Çözülecek Görev:
Umre hakkındaki metinde "Kur’ân-ı Kerîm’de Cenâb-ı" sözlerinin geçtiği yerden başlayıp "kesmesi vacip olmuştur." sözleriyle biten bölümü harfi harfine aktarır mısınız?

Alıntı:
/---

Gerek ülkemizde gerekse diğer İslâm ülkelerinde hac ibadetinin kura şartına bağlanmasıyla başlayan ve günümüzde katılım olarak milyonların akın ettiği Kâbe-i Muazzama’yı hac mevsimi dışında yapılan ibadet amaçlı ziyarete verilen ad olanUmre, biz Hanefîlere göre Müekked Sünnet iken bazı mezheplerin ömürde bir defa gitmek farzdır şeklindeki içtihatlarıyla dinî ödevlerimiz arasında yer almaktadır.
Kur’ân-ı Kerîm’de Cenâb-ı Hak: “Haccı ve Umreyi Allah için eksiksiz olarak yerine getirin” buyurarak bu ibadetin de önemine vurgu yapmaktadır. Umre İslâm öncesi dönemde de bilinen bir ibadetti ve Mekkeliler bir gelişte hem hac hem umre yapılmasına karşı çıkarlar, her ikisi için ayrı ayrı gelinmesi gerektiğini, bir gelişte ikisini birden yerine getirmenin “şeytanın işi” olduğunu ifade ederlerdi. Cenab-ı Hak bu yaklaşımı reddedip Hac ibadeti için Mekke’ye gelen kimselerin o ziyaretleri esnasında umre de yapabileceklerini ve bu lütfa karşılık şükür kurbanı kesilmesini emretmiştir. Dolayısıyla Temettu’ ve Kıran haccı yapanların şükür kurbanı kesmesi vacip olmuştur.

\---

[Sayfa düzeni açıklama verileri]
/---

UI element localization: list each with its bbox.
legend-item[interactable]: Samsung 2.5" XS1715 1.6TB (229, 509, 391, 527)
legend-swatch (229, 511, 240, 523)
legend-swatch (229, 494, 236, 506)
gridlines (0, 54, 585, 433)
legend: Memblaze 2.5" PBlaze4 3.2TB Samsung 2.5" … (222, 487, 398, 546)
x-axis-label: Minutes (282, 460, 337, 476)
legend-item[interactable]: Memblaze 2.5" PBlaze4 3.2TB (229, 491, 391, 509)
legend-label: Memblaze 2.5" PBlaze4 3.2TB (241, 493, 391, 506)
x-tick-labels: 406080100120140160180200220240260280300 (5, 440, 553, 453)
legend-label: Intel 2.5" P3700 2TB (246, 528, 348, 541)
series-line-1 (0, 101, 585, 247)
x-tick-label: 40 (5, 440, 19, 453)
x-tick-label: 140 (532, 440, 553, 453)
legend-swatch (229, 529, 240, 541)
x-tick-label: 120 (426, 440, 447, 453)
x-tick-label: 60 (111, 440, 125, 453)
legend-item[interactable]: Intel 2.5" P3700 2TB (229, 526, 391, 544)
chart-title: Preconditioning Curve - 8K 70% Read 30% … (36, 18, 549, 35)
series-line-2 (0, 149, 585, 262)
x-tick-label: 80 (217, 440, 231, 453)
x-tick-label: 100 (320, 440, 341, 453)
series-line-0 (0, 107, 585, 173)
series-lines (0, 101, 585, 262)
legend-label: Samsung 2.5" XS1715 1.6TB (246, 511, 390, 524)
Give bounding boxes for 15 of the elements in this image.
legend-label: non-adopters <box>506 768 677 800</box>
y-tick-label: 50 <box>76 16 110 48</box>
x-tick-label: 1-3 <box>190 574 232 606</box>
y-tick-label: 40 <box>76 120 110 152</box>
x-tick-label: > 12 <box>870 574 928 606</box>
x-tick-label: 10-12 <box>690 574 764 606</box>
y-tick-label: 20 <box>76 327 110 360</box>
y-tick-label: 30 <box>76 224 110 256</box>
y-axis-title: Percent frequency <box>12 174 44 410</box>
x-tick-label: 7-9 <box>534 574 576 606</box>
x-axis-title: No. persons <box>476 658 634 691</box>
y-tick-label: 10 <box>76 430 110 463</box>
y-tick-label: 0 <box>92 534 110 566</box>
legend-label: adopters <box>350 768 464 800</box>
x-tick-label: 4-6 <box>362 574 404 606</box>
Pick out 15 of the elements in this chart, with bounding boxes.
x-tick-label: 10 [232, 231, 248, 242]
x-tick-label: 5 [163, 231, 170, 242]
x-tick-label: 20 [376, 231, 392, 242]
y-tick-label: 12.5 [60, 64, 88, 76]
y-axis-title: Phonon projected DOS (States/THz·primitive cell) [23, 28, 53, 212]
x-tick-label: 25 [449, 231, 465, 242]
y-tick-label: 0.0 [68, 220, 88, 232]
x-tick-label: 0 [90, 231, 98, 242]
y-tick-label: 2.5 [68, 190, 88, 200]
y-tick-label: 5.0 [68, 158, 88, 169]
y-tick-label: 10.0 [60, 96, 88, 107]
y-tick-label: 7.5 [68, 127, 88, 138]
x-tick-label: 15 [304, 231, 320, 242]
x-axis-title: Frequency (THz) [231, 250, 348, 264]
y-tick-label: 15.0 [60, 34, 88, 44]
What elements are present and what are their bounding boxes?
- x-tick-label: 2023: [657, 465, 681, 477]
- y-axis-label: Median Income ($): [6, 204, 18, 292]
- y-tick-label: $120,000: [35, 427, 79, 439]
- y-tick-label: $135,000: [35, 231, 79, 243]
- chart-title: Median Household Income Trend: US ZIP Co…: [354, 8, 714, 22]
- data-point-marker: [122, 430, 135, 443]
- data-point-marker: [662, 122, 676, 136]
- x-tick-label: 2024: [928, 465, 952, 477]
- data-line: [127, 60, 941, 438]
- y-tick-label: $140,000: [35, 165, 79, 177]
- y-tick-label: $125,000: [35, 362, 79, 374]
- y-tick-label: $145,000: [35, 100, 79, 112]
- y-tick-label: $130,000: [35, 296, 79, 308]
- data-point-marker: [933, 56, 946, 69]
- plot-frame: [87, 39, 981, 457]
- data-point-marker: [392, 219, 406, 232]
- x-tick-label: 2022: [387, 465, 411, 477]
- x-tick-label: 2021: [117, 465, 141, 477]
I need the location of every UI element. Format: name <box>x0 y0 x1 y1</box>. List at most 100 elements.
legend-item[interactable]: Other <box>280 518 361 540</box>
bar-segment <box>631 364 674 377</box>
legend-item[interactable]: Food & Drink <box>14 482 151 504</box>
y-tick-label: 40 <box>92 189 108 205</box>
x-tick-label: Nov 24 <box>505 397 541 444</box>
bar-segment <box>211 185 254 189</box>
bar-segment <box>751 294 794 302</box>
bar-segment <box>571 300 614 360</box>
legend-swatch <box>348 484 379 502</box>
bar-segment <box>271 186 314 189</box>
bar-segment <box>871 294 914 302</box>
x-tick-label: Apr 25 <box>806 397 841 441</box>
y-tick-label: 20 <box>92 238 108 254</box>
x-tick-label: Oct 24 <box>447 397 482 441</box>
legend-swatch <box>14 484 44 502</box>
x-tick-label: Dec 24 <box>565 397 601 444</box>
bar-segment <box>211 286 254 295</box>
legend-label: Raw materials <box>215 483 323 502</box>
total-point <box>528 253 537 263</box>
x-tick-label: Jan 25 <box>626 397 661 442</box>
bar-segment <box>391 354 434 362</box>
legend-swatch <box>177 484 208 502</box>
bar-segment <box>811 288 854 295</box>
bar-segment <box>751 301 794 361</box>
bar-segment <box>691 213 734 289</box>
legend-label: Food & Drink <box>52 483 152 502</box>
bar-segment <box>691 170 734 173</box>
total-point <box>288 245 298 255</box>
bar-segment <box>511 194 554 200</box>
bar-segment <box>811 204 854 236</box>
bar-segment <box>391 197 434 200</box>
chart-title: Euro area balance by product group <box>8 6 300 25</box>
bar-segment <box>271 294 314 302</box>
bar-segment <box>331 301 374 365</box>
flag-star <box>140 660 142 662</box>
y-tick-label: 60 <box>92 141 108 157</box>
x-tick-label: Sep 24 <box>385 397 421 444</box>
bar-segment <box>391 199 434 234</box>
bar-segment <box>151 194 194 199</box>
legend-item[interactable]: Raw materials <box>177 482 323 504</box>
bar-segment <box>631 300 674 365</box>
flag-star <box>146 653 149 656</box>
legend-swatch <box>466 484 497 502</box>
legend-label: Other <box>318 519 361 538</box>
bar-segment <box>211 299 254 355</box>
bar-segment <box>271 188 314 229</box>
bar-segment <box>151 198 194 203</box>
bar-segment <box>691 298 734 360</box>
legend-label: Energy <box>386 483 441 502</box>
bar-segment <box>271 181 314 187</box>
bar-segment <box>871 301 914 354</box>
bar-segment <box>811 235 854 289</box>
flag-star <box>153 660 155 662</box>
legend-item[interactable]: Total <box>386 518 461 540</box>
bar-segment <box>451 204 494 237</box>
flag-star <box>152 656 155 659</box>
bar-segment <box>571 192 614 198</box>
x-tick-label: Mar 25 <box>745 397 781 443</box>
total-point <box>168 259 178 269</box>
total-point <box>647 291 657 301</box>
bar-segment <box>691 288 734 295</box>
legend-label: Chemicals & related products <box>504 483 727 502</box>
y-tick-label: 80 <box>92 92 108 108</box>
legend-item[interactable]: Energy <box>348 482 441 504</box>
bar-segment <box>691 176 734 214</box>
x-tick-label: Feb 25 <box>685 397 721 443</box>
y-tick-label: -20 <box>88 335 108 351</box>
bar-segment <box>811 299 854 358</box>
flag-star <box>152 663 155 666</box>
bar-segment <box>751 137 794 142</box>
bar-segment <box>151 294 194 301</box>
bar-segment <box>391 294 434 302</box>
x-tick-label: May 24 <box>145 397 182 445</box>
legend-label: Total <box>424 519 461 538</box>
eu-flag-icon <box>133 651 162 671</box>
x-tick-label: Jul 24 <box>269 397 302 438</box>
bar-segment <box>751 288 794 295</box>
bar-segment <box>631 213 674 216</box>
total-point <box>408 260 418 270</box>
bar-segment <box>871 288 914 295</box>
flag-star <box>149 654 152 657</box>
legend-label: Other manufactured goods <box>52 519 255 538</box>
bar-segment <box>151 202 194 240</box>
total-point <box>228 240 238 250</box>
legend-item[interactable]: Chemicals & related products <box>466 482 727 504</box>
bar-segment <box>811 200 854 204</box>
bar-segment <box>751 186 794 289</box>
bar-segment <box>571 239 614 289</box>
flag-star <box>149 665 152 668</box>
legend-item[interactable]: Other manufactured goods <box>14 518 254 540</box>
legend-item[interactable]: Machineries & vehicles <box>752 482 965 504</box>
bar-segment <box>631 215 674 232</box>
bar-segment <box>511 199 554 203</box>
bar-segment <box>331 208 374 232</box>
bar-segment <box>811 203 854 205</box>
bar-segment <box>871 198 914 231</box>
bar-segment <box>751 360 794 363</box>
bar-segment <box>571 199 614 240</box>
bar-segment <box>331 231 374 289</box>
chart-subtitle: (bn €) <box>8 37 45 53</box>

\---

Yanıt:
Kur’ân-ı Kerîm’de Cenâb-ı Hak: “Haccı ve Umreyi Allah için eksiksiz olarak yerine getirin” buyurarak bu ibadetin de önemine vurgu yapmaktadır. Umre İslâm öncesi dönemde de bilinen bir ibadetti ve Mekkeliler bir gelişte hem hac hem umre yapılmasına karşı çıkarlar, her ikisi için ayrı ayrı gelinmesi gerektiğini, bir gelişte ikisini birden yerine getirmenin “şeytanın işi” olduğunu ifade ederlerdi. Cenab-ı Hak bu yaklaşımı reddedip Hac ibadeti için Mekke’ye gelen kimselerin o ziyaretleri esnasında umre de yapabileceklerini ve bu lütfa karşılık şükür kurbanı kesilmesini emretmiştir. Dolayısıyla Temettu’ ve Kıran haccı yapanların şükür kurbanı kesmesi vacip olmuştur.